* _Brief_
Below are some records. Copy every line in them that holds "structure".

[Begin Given data]

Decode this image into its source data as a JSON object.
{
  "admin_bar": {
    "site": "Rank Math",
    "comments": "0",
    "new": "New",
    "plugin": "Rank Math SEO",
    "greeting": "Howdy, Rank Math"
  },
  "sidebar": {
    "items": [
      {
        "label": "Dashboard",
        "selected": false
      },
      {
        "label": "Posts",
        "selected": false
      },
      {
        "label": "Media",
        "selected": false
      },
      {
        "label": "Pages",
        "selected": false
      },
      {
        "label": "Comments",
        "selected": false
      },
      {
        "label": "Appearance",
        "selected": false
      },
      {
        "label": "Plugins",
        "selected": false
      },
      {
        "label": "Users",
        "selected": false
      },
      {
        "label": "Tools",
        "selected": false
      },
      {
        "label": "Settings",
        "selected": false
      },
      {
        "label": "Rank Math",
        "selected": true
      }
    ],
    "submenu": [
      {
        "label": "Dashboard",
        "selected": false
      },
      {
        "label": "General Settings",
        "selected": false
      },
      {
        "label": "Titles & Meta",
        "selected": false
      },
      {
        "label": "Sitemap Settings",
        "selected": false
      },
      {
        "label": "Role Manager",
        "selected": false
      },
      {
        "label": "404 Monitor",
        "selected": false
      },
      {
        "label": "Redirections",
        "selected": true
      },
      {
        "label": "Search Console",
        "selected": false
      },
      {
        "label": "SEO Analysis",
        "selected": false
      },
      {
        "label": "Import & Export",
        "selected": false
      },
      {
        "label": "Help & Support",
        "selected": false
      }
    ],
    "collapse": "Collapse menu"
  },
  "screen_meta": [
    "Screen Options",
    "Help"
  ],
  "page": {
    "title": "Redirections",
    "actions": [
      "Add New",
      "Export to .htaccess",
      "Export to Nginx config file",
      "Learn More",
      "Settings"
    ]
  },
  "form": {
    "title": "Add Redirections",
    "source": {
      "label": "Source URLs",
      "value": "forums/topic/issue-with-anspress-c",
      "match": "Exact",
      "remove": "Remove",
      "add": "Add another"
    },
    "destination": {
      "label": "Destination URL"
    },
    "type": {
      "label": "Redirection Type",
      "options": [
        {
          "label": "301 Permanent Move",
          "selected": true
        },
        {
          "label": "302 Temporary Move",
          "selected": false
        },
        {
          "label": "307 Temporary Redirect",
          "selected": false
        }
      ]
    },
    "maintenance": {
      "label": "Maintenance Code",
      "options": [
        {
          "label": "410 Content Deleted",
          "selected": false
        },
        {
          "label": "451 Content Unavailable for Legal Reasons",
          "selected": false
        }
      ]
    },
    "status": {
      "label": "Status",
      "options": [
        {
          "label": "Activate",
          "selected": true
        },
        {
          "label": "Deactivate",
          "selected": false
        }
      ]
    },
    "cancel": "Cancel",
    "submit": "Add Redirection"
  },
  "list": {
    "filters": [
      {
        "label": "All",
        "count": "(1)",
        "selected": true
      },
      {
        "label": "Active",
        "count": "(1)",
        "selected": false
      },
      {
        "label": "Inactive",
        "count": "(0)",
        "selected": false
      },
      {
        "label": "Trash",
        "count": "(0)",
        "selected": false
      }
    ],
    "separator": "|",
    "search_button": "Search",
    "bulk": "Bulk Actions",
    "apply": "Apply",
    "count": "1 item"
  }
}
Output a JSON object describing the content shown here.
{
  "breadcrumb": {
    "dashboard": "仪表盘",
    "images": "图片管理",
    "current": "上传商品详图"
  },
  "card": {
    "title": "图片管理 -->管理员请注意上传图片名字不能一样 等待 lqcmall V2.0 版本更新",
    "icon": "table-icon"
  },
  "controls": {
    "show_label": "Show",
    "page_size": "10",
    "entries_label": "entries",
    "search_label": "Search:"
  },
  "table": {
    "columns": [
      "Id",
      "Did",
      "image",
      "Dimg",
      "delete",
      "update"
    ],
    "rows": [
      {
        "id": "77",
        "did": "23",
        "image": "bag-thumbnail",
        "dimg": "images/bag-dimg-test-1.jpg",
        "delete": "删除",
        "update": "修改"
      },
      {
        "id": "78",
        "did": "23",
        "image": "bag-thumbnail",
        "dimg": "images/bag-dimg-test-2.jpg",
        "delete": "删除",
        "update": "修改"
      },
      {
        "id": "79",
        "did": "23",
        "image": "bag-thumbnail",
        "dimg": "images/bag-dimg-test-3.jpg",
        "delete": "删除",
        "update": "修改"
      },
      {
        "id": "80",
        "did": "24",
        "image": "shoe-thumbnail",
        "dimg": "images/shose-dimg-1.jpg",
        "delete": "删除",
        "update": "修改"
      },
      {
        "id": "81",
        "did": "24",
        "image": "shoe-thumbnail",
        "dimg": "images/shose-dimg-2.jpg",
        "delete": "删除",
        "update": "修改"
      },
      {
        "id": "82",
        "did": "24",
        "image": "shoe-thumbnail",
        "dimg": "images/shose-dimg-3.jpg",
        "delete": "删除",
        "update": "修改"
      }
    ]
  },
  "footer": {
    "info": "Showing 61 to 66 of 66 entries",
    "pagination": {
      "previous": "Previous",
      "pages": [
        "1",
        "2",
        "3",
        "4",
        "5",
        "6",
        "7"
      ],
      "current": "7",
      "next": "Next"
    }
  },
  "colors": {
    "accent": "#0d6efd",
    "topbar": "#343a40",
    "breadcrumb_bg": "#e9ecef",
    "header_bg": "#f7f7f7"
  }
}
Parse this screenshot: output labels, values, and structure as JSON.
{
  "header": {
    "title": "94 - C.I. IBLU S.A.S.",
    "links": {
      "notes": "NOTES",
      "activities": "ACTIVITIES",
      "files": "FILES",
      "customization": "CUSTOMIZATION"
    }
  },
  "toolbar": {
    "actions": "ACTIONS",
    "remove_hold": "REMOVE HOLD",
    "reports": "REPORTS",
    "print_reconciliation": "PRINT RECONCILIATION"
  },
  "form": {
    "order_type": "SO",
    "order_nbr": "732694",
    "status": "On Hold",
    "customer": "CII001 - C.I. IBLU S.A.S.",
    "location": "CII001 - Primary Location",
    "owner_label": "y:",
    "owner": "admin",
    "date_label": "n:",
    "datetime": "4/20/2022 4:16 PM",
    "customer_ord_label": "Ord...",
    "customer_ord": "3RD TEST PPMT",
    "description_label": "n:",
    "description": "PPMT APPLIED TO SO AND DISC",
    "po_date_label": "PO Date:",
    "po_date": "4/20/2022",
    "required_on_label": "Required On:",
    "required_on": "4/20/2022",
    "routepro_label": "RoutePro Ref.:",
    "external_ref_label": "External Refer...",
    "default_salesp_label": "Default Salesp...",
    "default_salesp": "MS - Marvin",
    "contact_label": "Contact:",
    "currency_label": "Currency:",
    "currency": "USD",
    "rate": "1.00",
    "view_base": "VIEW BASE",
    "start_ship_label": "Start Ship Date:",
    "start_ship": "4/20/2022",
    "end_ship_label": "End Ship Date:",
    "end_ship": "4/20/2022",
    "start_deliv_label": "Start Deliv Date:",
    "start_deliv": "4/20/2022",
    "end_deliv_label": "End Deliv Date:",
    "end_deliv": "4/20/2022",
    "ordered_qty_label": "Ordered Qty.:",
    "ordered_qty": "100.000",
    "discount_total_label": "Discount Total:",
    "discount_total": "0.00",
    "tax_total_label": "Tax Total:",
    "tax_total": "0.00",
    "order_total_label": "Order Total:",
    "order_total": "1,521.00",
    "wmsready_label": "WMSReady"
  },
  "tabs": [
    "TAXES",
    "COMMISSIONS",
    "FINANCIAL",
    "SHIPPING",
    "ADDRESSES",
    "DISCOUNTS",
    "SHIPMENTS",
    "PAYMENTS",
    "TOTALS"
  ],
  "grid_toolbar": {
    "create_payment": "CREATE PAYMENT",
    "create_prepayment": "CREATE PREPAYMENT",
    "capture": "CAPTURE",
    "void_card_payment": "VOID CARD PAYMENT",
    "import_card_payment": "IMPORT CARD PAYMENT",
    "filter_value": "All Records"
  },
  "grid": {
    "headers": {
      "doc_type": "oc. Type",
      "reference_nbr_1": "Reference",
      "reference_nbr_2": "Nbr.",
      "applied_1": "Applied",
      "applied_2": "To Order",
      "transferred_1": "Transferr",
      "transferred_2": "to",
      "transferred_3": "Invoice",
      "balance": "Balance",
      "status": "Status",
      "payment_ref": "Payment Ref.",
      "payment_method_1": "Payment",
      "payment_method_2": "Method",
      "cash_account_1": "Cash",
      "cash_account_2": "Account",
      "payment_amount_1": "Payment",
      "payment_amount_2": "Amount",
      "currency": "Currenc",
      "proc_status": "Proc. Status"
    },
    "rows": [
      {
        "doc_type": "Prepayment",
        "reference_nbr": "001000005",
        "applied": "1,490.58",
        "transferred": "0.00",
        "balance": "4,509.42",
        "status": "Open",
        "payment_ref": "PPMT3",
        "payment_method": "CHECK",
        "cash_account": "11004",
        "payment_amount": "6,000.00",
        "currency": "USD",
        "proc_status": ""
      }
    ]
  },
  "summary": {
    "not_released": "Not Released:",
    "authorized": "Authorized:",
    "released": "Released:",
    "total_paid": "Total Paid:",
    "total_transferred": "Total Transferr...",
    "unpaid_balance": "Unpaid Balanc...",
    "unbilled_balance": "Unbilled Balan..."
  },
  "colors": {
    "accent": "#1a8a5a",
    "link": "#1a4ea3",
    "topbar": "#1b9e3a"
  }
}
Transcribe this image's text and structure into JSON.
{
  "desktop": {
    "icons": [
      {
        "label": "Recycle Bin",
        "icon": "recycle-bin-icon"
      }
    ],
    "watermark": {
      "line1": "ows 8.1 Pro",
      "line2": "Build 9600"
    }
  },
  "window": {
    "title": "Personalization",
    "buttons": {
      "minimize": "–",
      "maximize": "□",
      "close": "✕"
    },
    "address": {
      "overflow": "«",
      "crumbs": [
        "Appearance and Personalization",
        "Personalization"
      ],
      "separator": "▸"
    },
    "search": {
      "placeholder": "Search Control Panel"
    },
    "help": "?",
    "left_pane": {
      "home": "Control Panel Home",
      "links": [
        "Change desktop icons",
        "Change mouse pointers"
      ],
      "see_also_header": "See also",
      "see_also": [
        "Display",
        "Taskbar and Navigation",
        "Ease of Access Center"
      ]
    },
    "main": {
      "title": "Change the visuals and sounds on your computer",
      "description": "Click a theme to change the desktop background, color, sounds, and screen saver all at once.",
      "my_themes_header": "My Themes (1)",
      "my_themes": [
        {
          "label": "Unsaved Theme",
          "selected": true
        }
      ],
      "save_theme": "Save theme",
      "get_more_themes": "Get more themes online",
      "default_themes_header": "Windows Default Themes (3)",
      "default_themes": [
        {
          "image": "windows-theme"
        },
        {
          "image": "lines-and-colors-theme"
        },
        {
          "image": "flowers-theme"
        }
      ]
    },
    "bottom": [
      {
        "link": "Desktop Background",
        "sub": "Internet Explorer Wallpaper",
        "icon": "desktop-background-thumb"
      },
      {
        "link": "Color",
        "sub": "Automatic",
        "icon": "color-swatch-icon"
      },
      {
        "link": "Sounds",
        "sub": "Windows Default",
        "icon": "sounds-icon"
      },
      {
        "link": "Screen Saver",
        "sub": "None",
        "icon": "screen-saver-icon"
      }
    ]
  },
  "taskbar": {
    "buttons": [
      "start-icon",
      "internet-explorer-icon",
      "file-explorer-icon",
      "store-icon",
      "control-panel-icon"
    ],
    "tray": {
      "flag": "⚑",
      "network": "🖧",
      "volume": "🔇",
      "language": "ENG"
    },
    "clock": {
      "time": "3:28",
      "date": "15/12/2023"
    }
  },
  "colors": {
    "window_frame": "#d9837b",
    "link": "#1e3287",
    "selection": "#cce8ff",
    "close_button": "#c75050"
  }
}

[End Given data]

* _Task answer_
Parse this screenshot: output labels, values, and structure as JSON.
Transcribe this image's text and structure into JSON.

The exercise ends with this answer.